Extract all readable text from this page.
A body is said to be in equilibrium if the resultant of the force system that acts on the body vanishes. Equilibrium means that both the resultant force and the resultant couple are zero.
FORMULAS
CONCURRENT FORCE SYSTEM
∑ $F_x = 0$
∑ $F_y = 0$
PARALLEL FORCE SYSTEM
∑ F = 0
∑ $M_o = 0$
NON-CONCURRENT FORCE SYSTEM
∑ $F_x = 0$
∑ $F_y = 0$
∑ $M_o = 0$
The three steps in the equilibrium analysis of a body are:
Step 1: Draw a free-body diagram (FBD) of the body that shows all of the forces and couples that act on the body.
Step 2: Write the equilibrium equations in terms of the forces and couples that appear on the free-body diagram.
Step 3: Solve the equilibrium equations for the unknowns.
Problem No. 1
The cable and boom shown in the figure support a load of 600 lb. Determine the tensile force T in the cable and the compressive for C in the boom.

--

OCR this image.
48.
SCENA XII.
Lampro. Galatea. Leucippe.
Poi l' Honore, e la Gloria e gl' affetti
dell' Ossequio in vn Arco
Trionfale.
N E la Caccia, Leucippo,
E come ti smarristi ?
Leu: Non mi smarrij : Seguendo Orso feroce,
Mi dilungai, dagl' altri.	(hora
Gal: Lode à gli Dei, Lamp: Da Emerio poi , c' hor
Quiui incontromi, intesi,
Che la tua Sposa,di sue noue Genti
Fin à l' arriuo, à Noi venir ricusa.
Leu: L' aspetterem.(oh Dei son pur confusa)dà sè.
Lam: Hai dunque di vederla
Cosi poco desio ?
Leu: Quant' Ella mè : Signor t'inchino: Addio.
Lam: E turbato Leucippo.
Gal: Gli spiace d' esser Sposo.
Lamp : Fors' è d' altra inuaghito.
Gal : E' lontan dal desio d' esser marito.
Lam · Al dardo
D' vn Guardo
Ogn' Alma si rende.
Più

--

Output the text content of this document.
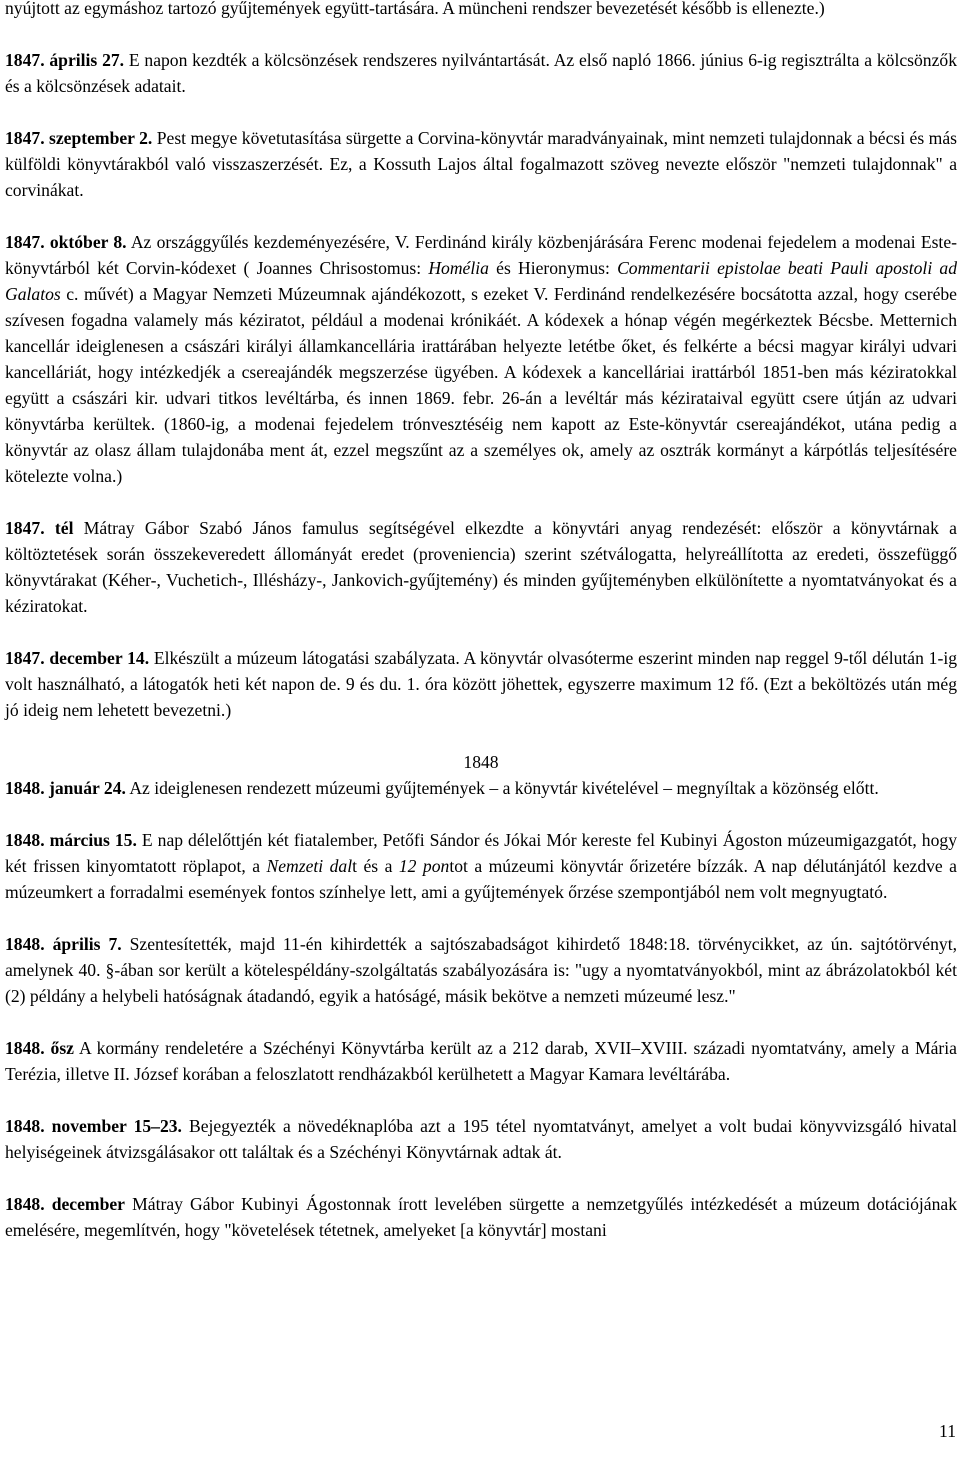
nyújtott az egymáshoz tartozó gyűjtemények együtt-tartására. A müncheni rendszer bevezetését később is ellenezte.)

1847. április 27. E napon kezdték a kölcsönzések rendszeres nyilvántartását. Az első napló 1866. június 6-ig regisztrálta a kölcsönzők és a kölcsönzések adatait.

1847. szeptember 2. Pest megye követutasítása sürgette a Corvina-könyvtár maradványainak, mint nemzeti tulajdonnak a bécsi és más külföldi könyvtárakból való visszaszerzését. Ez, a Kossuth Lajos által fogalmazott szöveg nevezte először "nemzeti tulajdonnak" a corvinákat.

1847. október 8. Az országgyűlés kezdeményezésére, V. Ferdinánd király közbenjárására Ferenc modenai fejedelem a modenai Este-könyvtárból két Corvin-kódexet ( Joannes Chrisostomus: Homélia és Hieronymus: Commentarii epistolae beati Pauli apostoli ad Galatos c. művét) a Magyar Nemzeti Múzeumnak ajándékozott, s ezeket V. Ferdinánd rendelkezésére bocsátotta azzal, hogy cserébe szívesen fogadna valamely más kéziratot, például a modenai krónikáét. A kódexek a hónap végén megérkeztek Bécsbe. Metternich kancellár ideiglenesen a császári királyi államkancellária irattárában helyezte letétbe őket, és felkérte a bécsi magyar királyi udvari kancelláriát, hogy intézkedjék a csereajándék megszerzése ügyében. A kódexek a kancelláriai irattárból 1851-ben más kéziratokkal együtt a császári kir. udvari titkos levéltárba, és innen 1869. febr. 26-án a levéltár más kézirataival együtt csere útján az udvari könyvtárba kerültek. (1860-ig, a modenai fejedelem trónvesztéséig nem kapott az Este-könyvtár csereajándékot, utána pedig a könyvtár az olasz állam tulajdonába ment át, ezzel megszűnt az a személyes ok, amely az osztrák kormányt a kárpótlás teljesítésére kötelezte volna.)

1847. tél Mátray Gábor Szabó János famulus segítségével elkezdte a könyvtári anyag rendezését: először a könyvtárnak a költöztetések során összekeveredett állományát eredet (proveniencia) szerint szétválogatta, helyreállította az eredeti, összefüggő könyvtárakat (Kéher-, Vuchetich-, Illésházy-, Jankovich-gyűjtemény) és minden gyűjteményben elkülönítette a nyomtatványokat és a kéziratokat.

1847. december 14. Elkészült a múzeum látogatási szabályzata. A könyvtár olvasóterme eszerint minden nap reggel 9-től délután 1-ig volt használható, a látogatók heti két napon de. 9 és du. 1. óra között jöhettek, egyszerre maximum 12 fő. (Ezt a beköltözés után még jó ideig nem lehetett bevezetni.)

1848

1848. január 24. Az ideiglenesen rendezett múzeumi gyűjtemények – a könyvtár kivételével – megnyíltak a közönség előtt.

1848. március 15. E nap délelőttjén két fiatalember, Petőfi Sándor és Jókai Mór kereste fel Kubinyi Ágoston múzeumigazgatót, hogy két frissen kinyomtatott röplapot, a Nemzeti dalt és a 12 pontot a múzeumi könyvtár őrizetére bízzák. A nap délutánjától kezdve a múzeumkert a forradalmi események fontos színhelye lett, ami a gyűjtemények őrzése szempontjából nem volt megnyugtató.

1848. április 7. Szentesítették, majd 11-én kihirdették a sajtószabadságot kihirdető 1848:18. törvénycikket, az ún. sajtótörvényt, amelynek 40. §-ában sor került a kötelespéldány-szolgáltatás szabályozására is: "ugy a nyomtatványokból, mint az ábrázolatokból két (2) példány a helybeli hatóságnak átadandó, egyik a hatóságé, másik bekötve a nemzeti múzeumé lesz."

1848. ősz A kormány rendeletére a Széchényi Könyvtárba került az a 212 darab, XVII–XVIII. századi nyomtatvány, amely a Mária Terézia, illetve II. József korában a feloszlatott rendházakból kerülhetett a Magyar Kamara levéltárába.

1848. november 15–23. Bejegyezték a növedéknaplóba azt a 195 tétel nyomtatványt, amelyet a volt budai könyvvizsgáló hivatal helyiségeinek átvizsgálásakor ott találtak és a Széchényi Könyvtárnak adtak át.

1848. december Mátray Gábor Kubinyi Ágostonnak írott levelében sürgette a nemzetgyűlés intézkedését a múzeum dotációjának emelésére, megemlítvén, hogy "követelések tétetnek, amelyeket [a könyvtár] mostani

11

--

▶ **AIM**
Count the lines that include the word "napon" and state the result as a bare number.

▶ **SOLUTION**
2